### PROBLEM
Quote the entries word for word. Omit the pictures.

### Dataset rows
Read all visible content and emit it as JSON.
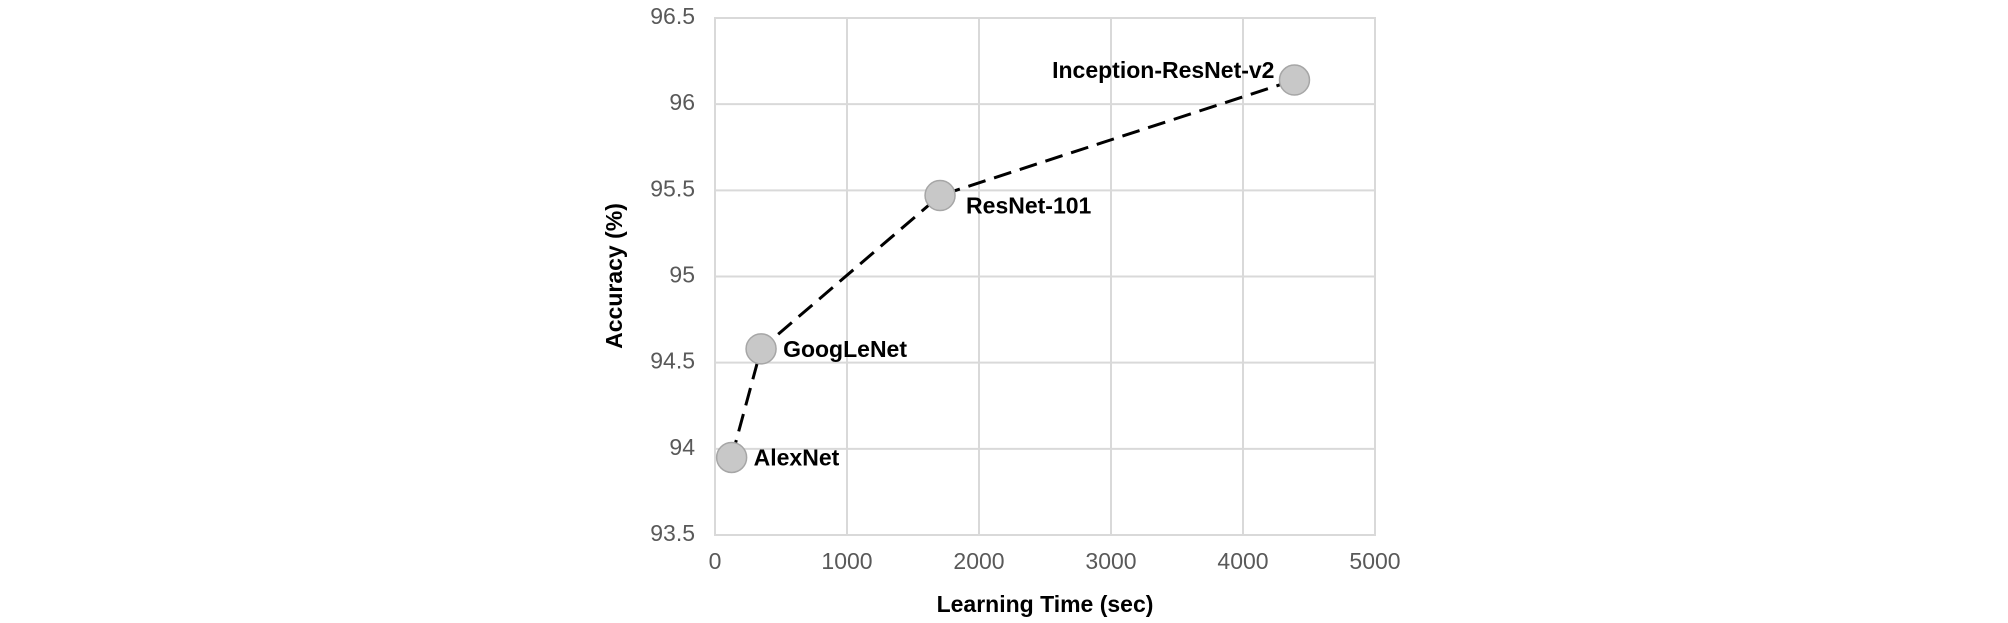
{
  "chart_data": {
    "type": "scatter",
    "x_label": "Learning Time (sec)",
    "y_label": "Accuracy (%)",
    "series": [
      {
        "labels": [
          "AlexNet",
          "GoogLeNet",
          "ResNet-101",
          "Inception-ResNet-v2"
        ],
        "x": [
          126,
          349,
          1705,
          4390
        ],
        "values": [
          93.95,
          94.58,
          95.47,
          96.14
        ],
        "color": "#c8c8c8",
        "line_style": "dashed",
        "line_color": "#000000"
      }
    ],
    "xlim": [
      0,
      5000
    ],
    "xticks": [
      0,
      1000,
      2000,
      3000,
      4000,
      5000
    ],
    "ylim": [
      93.5,
      96.5
    ],
    "yticks": [
      93.5,
      94,
      94.5,
      95,
      95.5,
      96,
      96.5
    ],
    "grid": true
  }
}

### REPLY TO THE EXERCISE
Read all visible content and emit it as JSON.
{
  "chart_data": {
    "type": "scatter",
    "x_label": "Learning Time (sec)",
    "y_label": "Accuracy (%)",
    "series": [
      {
        "labels": [
          "AlexNet",
          "GoogLeNet",
          "ResNet-101",
          "Inception-ResNet-v2"
        ],
        "x": [
          126,
          349,
          1705,
          4390
        ],
        "values": [
          93.95,
          94.58,
          95.47,
          96.14
        ],
        "color": "#c8c8c8",
        "line_style": "dashed",
        "line_color": "#000000"
      }
    ],
    "xlim": [
      0,
      5000
    ],
    "xticks": [
      0,
      1000,
      2000,
      3000,
      4000,
      5000
    ],
    "ylim": [
      93.5,
      96.5
    ],
    "yticks": [
      93.5,
      94,
      94.5,
      95,
      95.5,
      96,
      96.5
    ],
    "grid": true
  }
}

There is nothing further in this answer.